Task objective:
Find the word "boundaries" in the data. Return every line where it appears.

* BEGIN *

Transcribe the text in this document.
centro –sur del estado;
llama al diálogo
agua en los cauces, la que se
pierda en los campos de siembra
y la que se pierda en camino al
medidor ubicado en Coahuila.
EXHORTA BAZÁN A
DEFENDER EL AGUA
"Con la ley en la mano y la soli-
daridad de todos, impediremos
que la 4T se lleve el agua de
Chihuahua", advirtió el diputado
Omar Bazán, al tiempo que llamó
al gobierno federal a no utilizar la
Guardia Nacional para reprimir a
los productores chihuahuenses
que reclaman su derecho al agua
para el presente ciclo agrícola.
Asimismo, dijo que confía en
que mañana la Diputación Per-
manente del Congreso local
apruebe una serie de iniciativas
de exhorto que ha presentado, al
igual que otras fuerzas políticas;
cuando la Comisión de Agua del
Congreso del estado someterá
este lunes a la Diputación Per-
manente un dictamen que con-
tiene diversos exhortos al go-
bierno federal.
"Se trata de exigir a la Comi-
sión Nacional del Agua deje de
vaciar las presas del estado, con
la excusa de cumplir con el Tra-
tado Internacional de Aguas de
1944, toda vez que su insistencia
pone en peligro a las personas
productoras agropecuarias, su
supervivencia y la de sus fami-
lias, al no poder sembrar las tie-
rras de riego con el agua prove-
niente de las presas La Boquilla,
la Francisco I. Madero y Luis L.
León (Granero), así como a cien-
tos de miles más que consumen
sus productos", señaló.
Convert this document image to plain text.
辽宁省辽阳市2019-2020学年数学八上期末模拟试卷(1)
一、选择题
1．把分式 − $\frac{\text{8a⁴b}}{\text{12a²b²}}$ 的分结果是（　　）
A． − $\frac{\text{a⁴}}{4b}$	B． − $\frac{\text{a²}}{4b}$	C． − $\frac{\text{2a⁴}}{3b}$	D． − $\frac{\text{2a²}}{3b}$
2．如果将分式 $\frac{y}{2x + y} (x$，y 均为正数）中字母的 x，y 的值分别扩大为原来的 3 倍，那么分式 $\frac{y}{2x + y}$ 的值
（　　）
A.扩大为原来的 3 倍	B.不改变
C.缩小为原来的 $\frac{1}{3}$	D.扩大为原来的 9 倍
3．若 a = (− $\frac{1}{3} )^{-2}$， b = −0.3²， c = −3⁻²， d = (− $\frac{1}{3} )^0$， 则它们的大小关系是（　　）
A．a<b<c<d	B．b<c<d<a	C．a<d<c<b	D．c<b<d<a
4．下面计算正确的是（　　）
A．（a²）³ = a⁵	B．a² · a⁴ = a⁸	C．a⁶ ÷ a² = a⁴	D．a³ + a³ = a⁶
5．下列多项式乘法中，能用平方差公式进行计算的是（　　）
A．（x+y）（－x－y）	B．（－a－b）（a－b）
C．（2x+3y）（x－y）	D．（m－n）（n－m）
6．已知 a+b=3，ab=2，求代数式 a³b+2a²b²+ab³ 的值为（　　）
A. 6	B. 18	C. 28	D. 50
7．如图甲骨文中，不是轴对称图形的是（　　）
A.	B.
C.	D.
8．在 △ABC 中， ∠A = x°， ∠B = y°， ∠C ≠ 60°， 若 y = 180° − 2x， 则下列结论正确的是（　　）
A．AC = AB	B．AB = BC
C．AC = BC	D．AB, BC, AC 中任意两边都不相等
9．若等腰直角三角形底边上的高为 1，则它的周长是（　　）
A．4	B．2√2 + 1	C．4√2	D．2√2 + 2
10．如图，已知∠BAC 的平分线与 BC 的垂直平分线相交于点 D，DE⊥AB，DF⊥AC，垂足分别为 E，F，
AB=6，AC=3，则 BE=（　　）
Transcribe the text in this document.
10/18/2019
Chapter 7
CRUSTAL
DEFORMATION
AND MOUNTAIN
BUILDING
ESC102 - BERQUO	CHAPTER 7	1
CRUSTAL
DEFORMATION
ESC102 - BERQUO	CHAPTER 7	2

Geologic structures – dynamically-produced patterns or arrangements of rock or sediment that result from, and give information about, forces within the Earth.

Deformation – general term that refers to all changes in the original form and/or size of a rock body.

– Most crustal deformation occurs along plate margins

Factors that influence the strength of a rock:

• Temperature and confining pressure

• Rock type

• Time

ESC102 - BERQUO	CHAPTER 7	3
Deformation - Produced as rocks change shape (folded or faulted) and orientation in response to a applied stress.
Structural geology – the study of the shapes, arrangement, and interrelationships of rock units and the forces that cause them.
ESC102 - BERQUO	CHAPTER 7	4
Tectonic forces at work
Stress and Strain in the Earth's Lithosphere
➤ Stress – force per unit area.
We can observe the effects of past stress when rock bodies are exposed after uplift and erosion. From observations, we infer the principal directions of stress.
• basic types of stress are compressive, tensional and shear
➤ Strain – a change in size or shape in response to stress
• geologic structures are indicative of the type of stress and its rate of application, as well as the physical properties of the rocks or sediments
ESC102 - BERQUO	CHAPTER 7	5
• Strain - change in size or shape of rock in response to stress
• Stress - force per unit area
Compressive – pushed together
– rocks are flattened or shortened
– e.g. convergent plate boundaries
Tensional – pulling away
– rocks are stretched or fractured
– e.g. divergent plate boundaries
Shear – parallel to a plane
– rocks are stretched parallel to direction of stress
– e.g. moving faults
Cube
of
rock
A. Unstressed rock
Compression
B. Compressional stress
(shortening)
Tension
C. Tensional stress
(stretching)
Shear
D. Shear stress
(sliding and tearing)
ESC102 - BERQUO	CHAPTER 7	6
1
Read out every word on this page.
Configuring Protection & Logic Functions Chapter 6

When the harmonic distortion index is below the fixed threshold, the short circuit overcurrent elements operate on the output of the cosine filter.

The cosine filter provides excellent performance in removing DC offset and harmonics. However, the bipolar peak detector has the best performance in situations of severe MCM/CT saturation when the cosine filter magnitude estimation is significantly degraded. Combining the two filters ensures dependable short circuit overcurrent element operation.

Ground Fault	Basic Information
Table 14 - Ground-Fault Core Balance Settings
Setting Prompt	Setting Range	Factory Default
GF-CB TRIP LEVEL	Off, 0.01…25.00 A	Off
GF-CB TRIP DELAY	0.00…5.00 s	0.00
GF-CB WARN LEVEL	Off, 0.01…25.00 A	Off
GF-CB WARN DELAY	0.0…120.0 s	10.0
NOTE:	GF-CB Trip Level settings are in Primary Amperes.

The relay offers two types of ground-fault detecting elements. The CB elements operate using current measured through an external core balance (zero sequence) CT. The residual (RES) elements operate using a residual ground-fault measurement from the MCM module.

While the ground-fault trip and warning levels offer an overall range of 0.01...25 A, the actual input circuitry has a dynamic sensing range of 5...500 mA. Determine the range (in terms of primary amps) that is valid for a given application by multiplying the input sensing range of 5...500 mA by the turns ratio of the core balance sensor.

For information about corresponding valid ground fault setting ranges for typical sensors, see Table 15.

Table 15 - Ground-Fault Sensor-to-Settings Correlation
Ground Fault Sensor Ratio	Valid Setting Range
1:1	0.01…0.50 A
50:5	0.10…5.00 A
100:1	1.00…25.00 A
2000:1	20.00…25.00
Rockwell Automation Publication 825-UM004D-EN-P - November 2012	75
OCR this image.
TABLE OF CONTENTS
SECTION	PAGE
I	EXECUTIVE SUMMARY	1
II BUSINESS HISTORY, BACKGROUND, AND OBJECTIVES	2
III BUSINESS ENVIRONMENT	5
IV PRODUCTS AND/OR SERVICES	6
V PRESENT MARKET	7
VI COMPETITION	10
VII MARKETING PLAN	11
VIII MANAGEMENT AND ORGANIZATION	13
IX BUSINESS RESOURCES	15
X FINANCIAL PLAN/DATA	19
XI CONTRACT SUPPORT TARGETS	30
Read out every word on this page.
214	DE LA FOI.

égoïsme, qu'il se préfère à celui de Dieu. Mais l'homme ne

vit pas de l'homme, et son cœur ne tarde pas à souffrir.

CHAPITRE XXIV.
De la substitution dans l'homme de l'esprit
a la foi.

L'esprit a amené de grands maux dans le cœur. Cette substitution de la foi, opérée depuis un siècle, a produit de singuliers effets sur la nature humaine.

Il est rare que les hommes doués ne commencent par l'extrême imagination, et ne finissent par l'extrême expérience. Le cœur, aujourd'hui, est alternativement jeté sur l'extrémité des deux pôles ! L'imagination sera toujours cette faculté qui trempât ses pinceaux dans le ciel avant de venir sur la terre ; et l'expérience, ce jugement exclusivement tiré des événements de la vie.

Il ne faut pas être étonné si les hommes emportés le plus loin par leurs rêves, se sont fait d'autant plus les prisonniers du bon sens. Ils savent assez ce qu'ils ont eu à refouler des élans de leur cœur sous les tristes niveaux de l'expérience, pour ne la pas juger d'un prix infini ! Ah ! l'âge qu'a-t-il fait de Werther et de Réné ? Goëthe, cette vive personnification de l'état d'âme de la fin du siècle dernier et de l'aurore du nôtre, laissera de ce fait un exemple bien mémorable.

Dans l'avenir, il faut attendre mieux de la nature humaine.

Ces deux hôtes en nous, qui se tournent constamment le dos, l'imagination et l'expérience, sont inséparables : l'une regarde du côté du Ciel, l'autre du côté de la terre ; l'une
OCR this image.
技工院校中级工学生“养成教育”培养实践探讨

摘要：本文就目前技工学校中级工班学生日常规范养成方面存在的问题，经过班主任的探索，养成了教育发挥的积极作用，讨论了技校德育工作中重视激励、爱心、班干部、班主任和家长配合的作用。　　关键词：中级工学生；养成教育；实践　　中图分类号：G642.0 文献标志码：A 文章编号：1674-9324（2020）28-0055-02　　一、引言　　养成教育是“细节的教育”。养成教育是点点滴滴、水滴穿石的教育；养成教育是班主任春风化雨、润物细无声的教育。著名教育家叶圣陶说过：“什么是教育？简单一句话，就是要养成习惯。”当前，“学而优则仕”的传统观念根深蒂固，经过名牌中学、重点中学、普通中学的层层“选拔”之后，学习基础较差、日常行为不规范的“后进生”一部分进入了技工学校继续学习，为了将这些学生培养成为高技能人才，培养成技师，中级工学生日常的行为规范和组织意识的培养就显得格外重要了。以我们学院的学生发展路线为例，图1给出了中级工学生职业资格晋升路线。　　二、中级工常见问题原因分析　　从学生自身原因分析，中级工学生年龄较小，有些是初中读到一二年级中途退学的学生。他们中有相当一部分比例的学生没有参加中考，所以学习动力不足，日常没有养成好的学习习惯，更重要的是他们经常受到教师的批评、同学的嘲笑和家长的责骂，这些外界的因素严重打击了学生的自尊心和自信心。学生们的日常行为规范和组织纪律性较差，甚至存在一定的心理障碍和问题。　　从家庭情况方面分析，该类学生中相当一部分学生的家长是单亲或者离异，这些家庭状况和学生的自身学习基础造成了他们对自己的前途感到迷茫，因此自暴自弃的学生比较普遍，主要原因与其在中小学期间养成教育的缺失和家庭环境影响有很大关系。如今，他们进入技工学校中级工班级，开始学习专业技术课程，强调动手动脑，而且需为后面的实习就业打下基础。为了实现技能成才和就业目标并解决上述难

* END *

Reply to the task:
– e.g. convergent plate boundaries
– e.g. divergent plate boundaries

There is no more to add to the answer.